* _Énoncé_
Recopiez à l'identique les lignes ci-dessous, depuis celle qui contient « data-point-series-2 [159, 185, 167, 192] » jusqu'à celle qui contient « data-point-series-1 [274, 209, 283, 218] », ces deux lignes comprises.

* _Données fournies_
----

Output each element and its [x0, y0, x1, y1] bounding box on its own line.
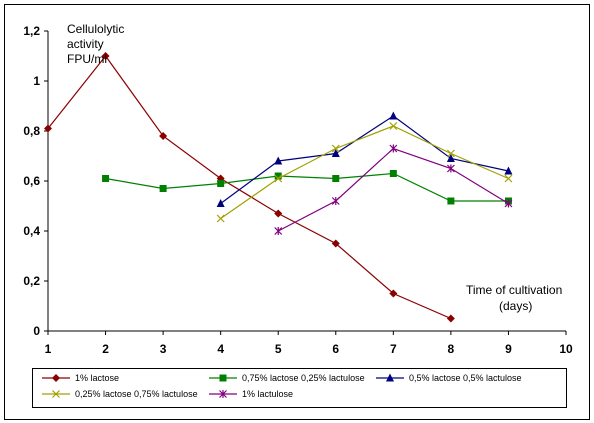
data-point-series-2 [159, 185, 167, 192]
y-tick-label: 1,2 [23, 24, 40, 38]
data-point-series-1 [446, 314, 455, 323]
data-point-series-3 [274, 156, 283, 165]
x-axis-label-line-2: (days) [499, 299, 533, 313]
data-point-series-5 [446, 164, 455, 173]
legend-swatch [42, 390, 70, 398]
data-point-series-4 [331, 144, 340, 153]
x-tick-label: 2 [102, 342, 109, 356]
chart-frame [4, 4, 590, 420]
data-point-series-3 [331, 149, 340, 157]
legend-swatch [209, 374, 237, 382]
legend: 1% lactose 0,75% lactose 0,25% lactulose 0… [32, 368, 567, 408]
data-point-series-4 [216, 214, 225, 223]
x-axis-label-line-1: Time of cultivation [466, 283, 563, 297]
y-tick-label: 0,8 [23, 124, 40, 138]
x-tick-label: 4 [217, 342, 224, 356]
data-point-series-1 [274, 209, 283, 218]
data-point-series-3 [446, 154, 455, 162]
data-point-series-1 [389, 289, 398, 298]
series-line-2 [105, 172, 509, 202]
legend-swatch [376, 373, 404, 382]
x-tick-label: 8 [448, 342, 455, 356]
legend-label: 0,75% lactose 0,25% lactulose [242, 373, 365, 383]
x-tick-label: 10 [559, 342, 573, 356]
series-line-1 [47, 55, 452, 320]
data-point-series-3 [389, 111, 398, 120]
y-axis-label-line-1: Cellulolytic [67, 22, 125, 36]
data-point-series-2 [217, 180, 225, 187]
series-line-3 [220, 115, 509, 204]
legend-item-4: 0,25% lactose 0,75% lactulose [41, 388, 198, 400]
legend-item-1: 1% lactose [41, 372, 119, 384]
x-tick-label: 7 [390, 342, 397, 356]
legend-label: 1% lactulose [242, 389, 294, 399]
data-point-series-3 [504, 166, 513, 175]
data-point-series-5 [504, 199, 513, 208]
legend-item-3: 0,5% lactose 0,5% lactulose [375, 372, 522, 384]
data-point-series-5 [389, 144, 398, 153]
data-point-series-2 [332, 175, 340, 182]
data-point-series-1 [159, 132, 168, 140]
data-point-series-2 [274, 172, 282, 180]
data-point-series-4 [446, 149, 455, 158]
legend-marker [52, 374, 60, 382]
y-tick-label: 0,4 [23, 224, 40, 238]
legend-swatch [209, 390, 237, 398]
legend-marker [386, 373, 394, 382]
data-point-series-4 [389, 122, 398, 130]
y-tick-label: 0,6 [23, 174, 40, 188]
legend-marker [219, 390, 227, 398]
y-axis-label-line-3: FPU/ml [67, 52, 107, 66]
data-point-series-1 [331, 239, 340, 248]
y-tick-label: 0 [33, 324, 40, 338]
legend-marker [219, 374, 227, 382]
data-point-series-2 [447, 197, 455, 205]
x-tick-label: 9 [505, 342, 512, 356]
data-point-series-5 [331, 197, 340, 205]
data-point-series-2 [102, 175, 110, 182]
series-line-4 [220, 125, 509, 219]
data-point-series-4 [504, 174, 513, 183]
legend-label: 0,5% lactose 0,5% lactulose [409, 373, 522, 383]
y-tick-label: 0,2 [23, 274, 40, 288]
legend-label: 1% lactose [75, 373, 120, 383]
legend-swatch [42, 374, 70, 382]
legend-label: 0,25% lactose 0,75% lactulose [75, 389, 198, 399]
x-tick-label: 6 [332, 342, 339, 356]
legend-item-2: 0,75% lactose 0,25% lactulose [208, 372, 365, 384]
y-axis-label-line-2: activity [67, 37, 104, 51]
data-point-series-4 [274, 174, 283, 183]
data-point-series-1 [44, 124, 52, 133]
data-point-series-1 [101, 52, 110, 60]
data-point-series-2 [389, 170, 397, 177]
x-tick-label: 1 [45, 342, 52, 356]
data-point-series-5 [274, 227, 283, 235]
legend-marker [52, 390, 60, 398]
data-point-series-3 [216, 199, 225, 207]
x-tick-label: 3 [160, 342, 167, 356]
y-tick-label: 1 [33, 74, 40, 88]
x-tick-label: 5 [275, 342, 282, 356]
legend-item-5: 1% lactulose [208, 388, 293, 400]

----

* _Réponse_
data-point-series-2 [159, 185, 167, 192]
y-tick-label: 1,2 [23, 24, 40, 38]
data-point-series-1 [446, 314, 455, 323]
data-point-series-3 [274, 156, 283, 165]
x-axis-label-line-2: (days) [499, 299, 533, 313]
data-point-series-5 [446, 164, 455, 173]
legend-swatch [42, 390, 70, 398]
data-point-series-4 [331, 144, 340, 153]
x-tick-label: 2 [102, 342, 109, 356]
chart-frame [4, 4, 590, 420]
data-point-series-3 [331, 149, 340, 157]
legend-swatch [209, 374, 237, 382]
legend: 1% lactose 0,75% lactose 0,25% lactulose 0… [32, 368, 567, 408]
data-point-series-4 [216, 214, 225, 223]
x-axis-label-line-1: Time of cultivation [466, 283, 563, 297]
y-tick-label: 0,8 [23, 124, 40, 138]
x-tick-label: 4 [217, 342, 224, 356]
data-point-series-1 [274, 209, 283, 218]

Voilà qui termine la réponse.